» **Exercise brief**:
Would you extract the whole listing below and retype it exactly?

» **Material supplied**:
'''

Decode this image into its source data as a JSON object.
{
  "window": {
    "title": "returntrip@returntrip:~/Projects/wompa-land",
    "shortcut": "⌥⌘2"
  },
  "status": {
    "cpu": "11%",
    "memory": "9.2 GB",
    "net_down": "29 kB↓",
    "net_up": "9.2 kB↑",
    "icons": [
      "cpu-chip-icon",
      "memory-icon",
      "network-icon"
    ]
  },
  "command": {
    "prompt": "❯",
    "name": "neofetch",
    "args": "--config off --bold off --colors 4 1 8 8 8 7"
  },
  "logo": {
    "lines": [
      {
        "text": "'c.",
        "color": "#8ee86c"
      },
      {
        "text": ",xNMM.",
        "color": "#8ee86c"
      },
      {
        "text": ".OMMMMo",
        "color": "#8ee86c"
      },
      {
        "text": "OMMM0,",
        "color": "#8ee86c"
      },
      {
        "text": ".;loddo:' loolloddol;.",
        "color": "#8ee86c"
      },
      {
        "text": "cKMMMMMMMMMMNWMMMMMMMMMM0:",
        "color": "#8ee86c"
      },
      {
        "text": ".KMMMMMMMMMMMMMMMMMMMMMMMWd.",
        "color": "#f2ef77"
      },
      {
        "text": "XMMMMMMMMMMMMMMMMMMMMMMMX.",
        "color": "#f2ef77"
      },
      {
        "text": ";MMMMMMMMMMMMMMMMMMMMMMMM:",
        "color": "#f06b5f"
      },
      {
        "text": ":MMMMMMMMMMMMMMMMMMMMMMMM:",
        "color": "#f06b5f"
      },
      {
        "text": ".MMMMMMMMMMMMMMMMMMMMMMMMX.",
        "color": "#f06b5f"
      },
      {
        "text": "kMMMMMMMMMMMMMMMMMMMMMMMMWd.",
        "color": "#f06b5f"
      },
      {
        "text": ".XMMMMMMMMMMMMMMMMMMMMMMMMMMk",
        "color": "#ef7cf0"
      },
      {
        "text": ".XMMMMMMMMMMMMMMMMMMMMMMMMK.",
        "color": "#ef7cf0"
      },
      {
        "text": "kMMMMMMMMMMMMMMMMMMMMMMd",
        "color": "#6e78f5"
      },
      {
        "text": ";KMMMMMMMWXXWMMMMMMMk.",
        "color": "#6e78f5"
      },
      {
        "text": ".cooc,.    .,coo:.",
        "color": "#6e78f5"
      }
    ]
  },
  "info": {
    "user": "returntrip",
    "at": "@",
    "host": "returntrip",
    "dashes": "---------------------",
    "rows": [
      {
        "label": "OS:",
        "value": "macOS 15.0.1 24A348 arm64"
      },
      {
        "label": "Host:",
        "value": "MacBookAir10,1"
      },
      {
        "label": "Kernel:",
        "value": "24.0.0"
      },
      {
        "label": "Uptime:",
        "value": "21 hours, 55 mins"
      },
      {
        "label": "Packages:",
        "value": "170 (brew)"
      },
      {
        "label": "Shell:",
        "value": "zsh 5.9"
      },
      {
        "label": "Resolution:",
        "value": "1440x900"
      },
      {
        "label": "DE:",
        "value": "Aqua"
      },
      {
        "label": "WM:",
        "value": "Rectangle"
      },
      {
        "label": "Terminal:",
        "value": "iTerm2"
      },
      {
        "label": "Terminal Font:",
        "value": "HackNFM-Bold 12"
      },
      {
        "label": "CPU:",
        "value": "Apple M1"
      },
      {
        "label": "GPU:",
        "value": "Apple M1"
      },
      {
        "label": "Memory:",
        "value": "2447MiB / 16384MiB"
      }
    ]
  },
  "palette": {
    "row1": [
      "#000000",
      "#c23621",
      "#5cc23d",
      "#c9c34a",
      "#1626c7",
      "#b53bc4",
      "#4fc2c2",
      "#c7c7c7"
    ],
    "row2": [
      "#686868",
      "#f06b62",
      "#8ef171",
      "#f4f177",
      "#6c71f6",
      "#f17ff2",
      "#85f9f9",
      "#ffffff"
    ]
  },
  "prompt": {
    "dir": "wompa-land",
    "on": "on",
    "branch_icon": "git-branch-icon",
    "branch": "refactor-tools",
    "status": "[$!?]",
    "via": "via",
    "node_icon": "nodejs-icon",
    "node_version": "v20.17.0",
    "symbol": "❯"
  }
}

'''

» **Reply**:
Decode this image into its source data as a JSON object.
{
  "window": {
    "title": "returntrip@returntrip:~/Projects/wompa-land",
    "shortcut": "⌥⌘2"
  },
  "status": {
    "cpu": "11%",
    "memory": "9.2 GB",
    "net_down": "29 kB↓",
    "net_up": "9.2 kB↑",
    "icons": [
      "cpu-chip-icon",
      "memory-icon",
      "network-icon"
    ]
  },
  "command": {
    "prompt": "❯",
    "name": "neofetch",
    "args": "--config off --bold off --colors 4 1 8 8 8 7"
  },
  "logo": {
    "lines": [
      {
        "text": "'c.",
        "color": "#8ee86c"
      },
      {
        "text": ",xNMM.",
        "color": "#8ee86c"
      },
      {
        "text": ".OMMMMo",
        "color": "#8ee86c"
      },
      {
        "text": "OMMM0,",
        "color": "#8ee86c"
      },
      {
        "text": ".;loddo:' loolloddol;.",
        "color": "#8ee86c"
      },
      {
        "text": "cKMMMMMMMMMMNWMMMMMMMMMM0:",
        "color": "#8ee86c"
      },
      {
        "text": ".KMMMMMMMMMMMMMMMMMMMMMMMWd.",
        "color": "#f2ef77"
      },
      {
        "text": "XMMMMMMMMMMMMMMMMMMMMMMMX.",
        "color": "#f2ef77"
      },
      {
        "text": ";MMMMMMMMMMMMMMMMMMMMMMMM:",
        "color": "#f06b5f"
      },
      {
        "text": ":MMMMMMMMMMMMMMMMMMMMMMMM:",
        "color": "#f06b5f"
      },
      {
        "text": ".MMMMMMMMMMMMMMMMMMMMMMMMX.",
        "color": "#f06b5f"
      },
      {
        "text": "kMMMMMMMMMMMMMMMMMMMMMMMMWd.",
        "color": "#f06b5f"
      },
      {
        "text": ".XMMMMMMMMMMMMMMMMMMMMMMMMMMk",
        "color": "#ef7cf0"
      },
      {
        "text": ".XMMMMMMMMMMMMMMMMMMMMMMMMK.",
        "color": "#ef7cf0"
      },
      {
        "text": "kMMMMMMMMMMMMMMMMMMMMMMd",
        "color": "#6e78f5"
      },
      {
        "text": ";KMMMMMMMWXXWMMMMMMMk.",
        "color": "#6e78f5"
      },
      {
        "text": ".cooc,.    .,coo:.",
        "color": "#6e78f5"
      }
    ]
  },
  "info": {
    "user": "returntrip",
    "at": "@",
    "host": "returntrip",
    "dashes": "---------------------",
    "rows": [
      {
        "label": "OS:",
        "value": "macOS 15.0.1 24A348 arm64"
      },
      {
        "label": "Host:",
        "value": "MacBookAir10,1"
      },
      {
        "label": "Kernel:",
        "value": "24.0.0"
      },
      {
        "label": "Uptime:",
        "value": "21 hours, 55 mins"
      },
      {
        "label": "Packages:",
        "value": "170 (brew)"
      },
      {
        "label": "Shell:",
        "value": "zsh 5.9"
      },
      {
        "label": "Resolution:",
        "value": "1440x900"
      },
      {
        "label": "DE:",
        "value": "Aqua"
      },
      {
        "label": "WM:",
        "value": "Rectangle"
      },
      {
        "label": "Terminal:",
        "value": "iTerm2"
      },
      {
        "label": "Terminal Font:",
        "value": "HackNFM-Bold 12"
      },
      {
        "label": "CPU:",
        "value": "Apple M1"
      },
      {
        "label": "GPU:",
        "value": "Apple M1"
      },
      {
        "label": "Memory:",
        "value": "2447MiB / 16384MiB"
      }
    ]
  },
  "palette": {
    "row1": [
      "#000000",
      "#c23621",
      "#5cc23d",
      "#c9c34a",
      "#1626c7",
      "#b53bc4",
      "#4fc2c2",
      "#c7c7c7"
    ],
    "row2": [
      "#686868",
      "#f06b62",
      "#8ef171",
      "#f4f177",
      "#6c71f6",
      "#f17ff2",
      "#85f9f9",
      "#ffffff"
    ]
  },
  "prompt": {
    "dir": "wompa-land",
    "on": "on",
    "branch_icon": "git-branch-icon",
    "branch": "refactor-tools",
    "status": "[$!?]",
    "via": "via",
    "node_icon": "nodejs-icon",
    "node_version": "v20.17.0",
    "symbol": "❯"
  }
}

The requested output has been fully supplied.